> **Records for the task**:
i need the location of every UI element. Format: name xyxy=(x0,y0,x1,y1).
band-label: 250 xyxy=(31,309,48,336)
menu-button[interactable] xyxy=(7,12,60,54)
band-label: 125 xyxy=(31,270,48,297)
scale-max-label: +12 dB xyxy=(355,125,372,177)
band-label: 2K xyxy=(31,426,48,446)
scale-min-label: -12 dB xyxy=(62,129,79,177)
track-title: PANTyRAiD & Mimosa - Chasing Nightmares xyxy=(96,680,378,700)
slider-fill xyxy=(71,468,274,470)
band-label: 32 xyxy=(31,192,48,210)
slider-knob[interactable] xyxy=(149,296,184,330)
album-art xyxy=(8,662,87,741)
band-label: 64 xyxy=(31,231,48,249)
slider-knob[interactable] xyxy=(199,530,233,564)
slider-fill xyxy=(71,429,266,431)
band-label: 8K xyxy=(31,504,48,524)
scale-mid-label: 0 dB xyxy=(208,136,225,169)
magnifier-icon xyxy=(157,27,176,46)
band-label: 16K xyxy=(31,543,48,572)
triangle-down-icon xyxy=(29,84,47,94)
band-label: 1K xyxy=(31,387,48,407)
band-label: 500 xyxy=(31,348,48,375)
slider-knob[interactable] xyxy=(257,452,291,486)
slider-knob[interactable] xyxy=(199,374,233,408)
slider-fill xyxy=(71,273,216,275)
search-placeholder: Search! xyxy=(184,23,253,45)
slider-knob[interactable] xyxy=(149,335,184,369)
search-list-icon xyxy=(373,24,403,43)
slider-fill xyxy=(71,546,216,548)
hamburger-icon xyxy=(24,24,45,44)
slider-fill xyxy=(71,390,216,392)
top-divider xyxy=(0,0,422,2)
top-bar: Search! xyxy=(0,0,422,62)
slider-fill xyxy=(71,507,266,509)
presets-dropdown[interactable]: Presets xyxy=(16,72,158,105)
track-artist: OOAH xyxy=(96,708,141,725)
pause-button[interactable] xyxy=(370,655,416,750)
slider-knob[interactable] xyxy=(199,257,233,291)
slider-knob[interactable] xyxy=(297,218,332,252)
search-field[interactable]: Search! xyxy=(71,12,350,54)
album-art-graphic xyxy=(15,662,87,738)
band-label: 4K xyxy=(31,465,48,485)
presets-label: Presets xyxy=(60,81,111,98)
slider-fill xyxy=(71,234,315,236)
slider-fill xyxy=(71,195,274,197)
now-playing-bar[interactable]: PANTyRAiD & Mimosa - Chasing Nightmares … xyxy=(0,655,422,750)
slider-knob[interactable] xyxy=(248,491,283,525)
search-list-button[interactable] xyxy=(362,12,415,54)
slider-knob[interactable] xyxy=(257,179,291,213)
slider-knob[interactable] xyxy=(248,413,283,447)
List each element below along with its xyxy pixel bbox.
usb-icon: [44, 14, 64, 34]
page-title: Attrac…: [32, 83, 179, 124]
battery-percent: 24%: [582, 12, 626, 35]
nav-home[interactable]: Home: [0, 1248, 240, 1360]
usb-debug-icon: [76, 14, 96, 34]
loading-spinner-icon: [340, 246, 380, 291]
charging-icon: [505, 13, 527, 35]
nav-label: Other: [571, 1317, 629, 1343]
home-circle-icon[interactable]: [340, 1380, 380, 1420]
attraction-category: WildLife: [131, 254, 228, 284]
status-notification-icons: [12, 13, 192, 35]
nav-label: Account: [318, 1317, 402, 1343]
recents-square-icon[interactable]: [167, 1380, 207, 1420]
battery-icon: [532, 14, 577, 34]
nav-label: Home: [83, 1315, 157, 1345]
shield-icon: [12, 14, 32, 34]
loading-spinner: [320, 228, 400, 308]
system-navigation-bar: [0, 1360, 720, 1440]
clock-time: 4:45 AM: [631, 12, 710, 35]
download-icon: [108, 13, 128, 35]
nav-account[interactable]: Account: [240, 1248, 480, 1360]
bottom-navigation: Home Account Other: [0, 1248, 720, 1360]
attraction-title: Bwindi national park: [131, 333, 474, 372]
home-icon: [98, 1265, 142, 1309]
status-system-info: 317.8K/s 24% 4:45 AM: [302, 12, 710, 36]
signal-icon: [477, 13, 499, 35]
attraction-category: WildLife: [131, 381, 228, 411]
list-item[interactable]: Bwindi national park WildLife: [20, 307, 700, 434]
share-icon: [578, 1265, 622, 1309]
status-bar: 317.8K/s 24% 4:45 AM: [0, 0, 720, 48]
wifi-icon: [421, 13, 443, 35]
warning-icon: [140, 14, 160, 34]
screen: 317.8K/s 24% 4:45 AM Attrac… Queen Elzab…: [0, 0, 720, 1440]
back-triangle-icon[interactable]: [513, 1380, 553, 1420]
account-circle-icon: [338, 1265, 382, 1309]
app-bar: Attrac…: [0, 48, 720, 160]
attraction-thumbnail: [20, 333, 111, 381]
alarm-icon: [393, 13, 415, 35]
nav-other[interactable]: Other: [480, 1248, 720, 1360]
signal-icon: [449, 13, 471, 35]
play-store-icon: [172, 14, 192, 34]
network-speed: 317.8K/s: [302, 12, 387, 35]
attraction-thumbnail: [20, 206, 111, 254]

> **What this task involves**:
Could you write out the lines above word for word, starting with the first line and stopping after the one that contains "band-label: 1K xyxy=(31,387,48,407)"?

> **Right answer**:
i need the location of every UI element. Format: name xyxy=(x0,y0,x1,y1).
band-label: 250 xyxy=(31,309,48,336)
menu-button[interactable] xyxy=(7,12,60,54)
band-label: 125 xyxy=(31,270,48,297)
scale-max-label: +12 dB xyxy=(355,125,372,177)
band-label: 2K xyxy=(31,426,48,446)
scale-min-label: -12 dB xyxy=(62,129,79,177)
track-title: PANTyRAiD & Mimosa - Chasing Nightmares xyxy=(96,680,378,700)
slider-fill xyxy=(71,468,274,470)
band-label: 32 xyxy=(31,192,48,210)
slider-knob[interactable] xyxy=(149,296,184,330)
album-art xyxy=(8,662,87,741)
band-label: 64 xyxy=(31,231,48,249)
slider-knob[interactable] xyxy=(199,530,233,564)
slider-fill xyxy=(71,429,266,431)
band-label: 8K xyxy=(31,504,48,524)
scale-mid-label: 0 dB xyxy=(208,136,225,169)
magnifier-icon xyxy=(157,27,176,46)
band-label: 16K xyxy=(31,543,48,572)
triangle-down-icon xyxy=(29,84,47,94)
band-label: 1K xyxy=(31,387,48,407)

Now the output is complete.